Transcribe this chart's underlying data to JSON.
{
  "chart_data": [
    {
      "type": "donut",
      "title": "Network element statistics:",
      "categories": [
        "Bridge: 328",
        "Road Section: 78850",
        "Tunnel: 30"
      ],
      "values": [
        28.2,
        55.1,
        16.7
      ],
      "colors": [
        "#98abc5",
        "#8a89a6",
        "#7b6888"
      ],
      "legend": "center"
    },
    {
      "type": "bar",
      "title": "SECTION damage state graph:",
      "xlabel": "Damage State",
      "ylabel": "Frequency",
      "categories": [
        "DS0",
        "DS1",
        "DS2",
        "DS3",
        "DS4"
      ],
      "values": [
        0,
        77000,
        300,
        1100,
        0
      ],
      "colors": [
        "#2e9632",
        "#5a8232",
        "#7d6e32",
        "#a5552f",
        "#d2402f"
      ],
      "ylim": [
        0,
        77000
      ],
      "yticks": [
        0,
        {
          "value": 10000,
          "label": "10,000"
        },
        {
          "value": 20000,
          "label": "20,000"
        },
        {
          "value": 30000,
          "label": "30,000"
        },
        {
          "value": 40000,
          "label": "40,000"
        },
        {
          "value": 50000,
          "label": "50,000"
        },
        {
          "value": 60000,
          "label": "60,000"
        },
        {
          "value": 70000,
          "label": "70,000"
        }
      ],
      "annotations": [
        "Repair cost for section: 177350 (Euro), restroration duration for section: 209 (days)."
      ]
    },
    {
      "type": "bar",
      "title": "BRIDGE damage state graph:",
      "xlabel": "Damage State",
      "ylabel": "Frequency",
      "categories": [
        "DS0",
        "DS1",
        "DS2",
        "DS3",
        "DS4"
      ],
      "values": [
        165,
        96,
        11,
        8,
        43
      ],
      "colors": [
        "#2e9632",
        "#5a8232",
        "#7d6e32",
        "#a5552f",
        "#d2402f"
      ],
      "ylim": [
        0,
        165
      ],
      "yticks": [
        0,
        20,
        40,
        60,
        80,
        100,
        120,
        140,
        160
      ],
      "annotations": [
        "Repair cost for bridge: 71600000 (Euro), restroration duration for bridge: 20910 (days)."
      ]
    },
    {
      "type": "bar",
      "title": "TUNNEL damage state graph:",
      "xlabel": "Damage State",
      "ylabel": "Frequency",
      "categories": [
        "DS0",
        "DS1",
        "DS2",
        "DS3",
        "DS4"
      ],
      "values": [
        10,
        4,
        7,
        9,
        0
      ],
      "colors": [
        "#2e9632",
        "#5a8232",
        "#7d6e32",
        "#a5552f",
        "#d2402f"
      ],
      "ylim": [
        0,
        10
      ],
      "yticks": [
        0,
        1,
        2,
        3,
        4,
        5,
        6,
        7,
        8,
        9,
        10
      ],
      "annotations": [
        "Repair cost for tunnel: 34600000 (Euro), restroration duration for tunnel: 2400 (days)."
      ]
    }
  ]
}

....................

▶ **TASK TO COMPLETE**: Among the entries above, identify all lines with "graph" and copy them.

▶ **TASK RESPONSE**:
      "title": "SECTION damage state graph:",
      "title": "BRIDGE damage state graph:",
      "title": "TUNNEL damage state graph:",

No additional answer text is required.